Assigned task 1:
Decide whether each statement agrees with the passage on controlling cash flow. For each, answer yes or no and quote the words from the passage that settle it.
(a) The passage calls envelopes a poor way to start a cash flow system.
(b) Checkbook-type ledgers can be obtained through banks.
(c) The passage says the interest lost on cash kept in envelopes costs more than the overspending it prevents.
Assigned task 2:
In the passage on controlling cash flow, which columns must a sheet of paper have to stand in for a checkbook ledger?
Assigned task 3:
Pick up the passage on controlling cash flow after its last sentence and write what comes next.

Document section:
--- --- ---
Cash seems so slippery these days. Didn't you just put a $20 bill in your wallet yesterday and now it is gone? Well, that's not a new phenomenon. The Bible says money takes wings like an eagle and flies away (Prov. 23:5)!

Everyone is- or should be - concerned about controlling his or her cash. It is one thing to have a budget and make a financial plan. It is quite another to control the actual cash flow so that one actually ends up accomplishing that plan. The only way to accomplish your long-term goals is to generate a cash flow margin - and that only comes through spending less than you earn.

Although it is difficult to control cash flow, it is not impossible. The process can be broken down to a few essential items.

The objectives of establishing and maintaining a cash flow system are:

1. To allocate funds to meet expenses at predetermined levels.

2. To know one's cash at all times relative to the predetermined level of spending.

To meet these objectives the control system one establishes should have the same effect as an envelope system. As a matter of fact, the use of envelopes is not a bad way to implement a cash flow system until the habit is established. Even though you may be giving up some interest earnings on your cash by having it sit around in envelopes, the lost interest cost is far less than the overspending that would occur without the controls.

In the envelope system, if you put $100 into an envelope for food, then a level of spending has been established. As money is spent from the envelope, the cash balance relative to the established level of $100 is determined simply by looking into the envelope to see how much is there.

In today's environment, however, it is often inconvenient or unwise to keep envelopes with cash lying around the house. Therefore, the budget system should be adapted to work with a checking and savings account. You can use a checkbook-type ledger (the kind used in wallet-size checkbooks) as envelopes. These are available through banks. As an alternative, a sheet of paper could be used as long as it has columns for showing dates, purposes, deposits, withdrawals, and balances just as a checkbook ledger does. Each checkbook ledger has the same effect as an envelope in the budget system.
--- --- ---
Dataset extract:
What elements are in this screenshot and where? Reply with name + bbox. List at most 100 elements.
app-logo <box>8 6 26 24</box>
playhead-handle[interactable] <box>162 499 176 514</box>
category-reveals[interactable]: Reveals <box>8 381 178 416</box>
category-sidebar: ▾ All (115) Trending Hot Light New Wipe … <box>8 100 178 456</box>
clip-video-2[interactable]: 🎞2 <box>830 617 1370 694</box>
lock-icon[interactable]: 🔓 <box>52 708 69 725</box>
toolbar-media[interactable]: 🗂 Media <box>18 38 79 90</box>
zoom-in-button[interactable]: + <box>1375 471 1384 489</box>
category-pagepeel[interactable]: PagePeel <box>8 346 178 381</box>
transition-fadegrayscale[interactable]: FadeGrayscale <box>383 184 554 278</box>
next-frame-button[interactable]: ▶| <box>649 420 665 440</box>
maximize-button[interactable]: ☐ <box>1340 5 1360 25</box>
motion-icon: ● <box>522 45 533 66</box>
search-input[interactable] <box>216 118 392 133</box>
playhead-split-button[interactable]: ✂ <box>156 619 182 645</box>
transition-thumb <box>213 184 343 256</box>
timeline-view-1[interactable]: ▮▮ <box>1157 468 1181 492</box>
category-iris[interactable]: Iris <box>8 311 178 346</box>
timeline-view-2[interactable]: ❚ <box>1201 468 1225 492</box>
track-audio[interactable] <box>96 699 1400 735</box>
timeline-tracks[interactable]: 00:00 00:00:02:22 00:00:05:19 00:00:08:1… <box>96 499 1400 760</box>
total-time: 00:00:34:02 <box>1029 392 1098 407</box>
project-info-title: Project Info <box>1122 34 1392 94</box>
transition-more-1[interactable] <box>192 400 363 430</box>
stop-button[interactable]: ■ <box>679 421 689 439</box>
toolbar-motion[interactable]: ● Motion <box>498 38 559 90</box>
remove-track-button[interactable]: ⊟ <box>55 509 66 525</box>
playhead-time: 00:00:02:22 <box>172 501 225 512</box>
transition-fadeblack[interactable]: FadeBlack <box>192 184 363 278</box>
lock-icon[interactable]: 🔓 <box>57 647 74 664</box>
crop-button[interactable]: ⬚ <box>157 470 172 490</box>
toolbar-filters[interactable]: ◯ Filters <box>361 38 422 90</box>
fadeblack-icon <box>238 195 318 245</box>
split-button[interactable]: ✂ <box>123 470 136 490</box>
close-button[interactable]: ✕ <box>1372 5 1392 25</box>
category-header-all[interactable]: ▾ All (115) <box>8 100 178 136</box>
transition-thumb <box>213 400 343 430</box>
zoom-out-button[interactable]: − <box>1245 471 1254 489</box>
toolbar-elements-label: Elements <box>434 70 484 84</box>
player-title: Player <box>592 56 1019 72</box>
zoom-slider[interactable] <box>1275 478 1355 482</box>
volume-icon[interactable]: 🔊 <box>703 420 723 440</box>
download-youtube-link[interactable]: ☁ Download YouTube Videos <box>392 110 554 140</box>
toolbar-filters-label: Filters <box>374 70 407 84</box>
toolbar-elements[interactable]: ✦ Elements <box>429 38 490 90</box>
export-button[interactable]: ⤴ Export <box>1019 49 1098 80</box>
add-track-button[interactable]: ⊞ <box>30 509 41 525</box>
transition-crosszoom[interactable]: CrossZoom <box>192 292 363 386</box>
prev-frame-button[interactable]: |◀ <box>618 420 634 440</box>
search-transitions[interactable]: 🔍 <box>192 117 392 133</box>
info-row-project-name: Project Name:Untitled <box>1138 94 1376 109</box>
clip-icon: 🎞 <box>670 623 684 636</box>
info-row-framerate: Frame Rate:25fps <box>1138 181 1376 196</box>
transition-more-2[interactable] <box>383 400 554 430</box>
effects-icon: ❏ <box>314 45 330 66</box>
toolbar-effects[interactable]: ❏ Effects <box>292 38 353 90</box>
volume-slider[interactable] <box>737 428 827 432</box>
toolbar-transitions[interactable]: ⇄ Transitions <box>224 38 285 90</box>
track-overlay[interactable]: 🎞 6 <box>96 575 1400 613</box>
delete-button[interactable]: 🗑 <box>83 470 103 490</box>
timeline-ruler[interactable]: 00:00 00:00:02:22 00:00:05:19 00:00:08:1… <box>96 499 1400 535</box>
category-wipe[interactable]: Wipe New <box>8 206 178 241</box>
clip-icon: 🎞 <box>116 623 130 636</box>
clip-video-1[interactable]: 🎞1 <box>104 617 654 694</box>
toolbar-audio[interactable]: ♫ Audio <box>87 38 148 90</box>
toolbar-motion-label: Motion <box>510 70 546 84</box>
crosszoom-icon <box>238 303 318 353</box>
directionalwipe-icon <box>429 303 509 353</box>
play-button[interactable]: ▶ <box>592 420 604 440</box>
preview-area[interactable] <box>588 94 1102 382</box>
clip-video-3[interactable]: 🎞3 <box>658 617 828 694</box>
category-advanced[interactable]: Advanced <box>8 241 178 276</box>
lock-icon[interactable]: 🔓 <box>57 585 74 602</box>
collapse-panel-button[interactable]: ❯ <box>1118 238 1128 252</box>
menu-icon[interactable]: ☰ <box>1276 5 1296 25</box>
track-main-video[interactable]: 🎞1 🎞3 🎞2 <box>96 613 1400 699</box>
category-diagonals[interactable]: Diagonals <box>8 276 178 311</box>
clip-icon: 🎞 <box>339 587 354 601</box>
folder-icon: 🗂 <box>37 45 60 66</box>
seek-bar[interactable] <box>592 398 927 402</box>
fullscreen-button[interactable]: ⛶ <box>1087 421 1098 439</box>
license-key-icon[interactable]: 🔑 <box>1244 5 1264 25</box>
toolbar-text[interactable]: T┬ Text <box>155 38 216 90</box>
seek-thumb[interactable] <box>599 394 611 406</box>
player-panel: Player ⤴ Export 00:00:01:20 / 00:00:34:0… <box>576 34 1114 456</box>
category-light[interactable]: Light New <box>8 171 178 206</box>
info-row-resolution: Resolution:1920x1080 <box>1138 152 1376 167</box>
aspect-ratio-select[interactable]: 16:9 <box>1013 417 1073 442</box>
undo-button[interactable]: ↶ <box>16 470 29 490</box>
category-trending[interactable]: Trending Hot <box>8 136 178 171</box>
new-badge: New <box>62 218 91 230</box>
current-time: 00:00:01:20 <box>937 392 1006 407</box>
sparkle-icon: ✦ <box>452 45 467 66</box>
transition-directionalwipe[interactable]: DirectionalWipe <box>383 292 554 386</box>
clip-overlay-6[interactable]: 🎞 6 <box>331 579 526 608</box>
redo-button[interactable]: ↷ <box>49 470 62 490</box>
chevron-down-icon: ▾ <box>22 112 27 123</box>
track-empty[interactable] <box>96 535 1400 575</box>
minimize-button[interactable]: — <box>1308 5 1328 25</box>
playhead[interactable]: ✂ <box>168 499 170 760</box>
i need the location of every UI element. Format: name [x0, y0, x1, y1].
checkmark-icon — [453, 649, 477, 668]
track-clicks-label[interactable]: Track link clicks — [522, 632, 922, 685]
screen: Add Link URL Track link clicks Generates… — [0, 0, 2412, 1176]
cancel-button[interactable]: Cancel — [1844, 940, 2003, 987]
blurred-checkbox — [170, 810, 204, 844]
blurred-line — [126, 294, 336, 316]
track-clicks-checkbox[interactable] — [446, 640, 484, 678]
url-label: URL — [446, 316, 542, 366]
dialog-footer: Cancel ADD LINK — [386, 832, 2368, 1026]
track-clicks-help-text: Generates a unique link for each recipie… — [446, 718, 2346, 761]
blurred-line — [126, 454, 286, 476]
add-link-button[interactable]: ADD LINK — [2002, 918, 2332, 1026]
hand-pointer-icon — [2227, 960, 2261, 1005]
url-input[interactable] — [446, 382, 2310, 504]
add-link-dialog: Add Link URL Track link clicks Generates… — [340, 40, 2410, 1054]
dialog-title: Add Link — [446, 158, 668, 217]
--- --- ---
Task result 1:
(a) No: "the use of envelopes is not a bad way to implement a cash flow system until the habit is established."
(b) Yes: "These are available through banks."
(c) No: "the lost interest cost is far less than the overspending that would occur without the controls."

Task result 2:
Dates, purposes, deposits, withdrawals, and balances.

Task result 3:
Before one sets out to implement a cash flow control system, he must be committed to exercise discipline and not to spend beyond his designated amounts. The following principles should then be incorporated into your cash control system:

1. Always measure actual spending against planned spending. The key is to know as soon as possible when budget limits have been reached.

2. Exercise discipline. Is a budget extra work? You bet it is. However, the benefits are more than worth the effort. Even so, once the budget is established, it should not require more than 20-30 minutes per month.

3. Do not use credit cards, except as a "check" (a debit card). Nothing will destroy a budget faster than having to meet unexpected debt payments. Debit card use requires a timely accounting within the budget.

4. Make sure each portion of the budget has a zero balance at the end of the month. All funds not used during the month should be transferred to savings. If spending is done on an average basis, then it will be necessary during some months to transfer from savings back into the budget.

5. Be flexible. At times, it may be necessary to use funds allocated for one purpose for another purpose. This is allowable but will require a specific decision each time a transfer is made. For example, one may decide to give up entertainment money to buy clothes. The budget will allow this to be done in a visible manner.

These principles will enable you to get a handle on your cash flow. And unless you accomplish that, you may never see your financial plan come to fruition.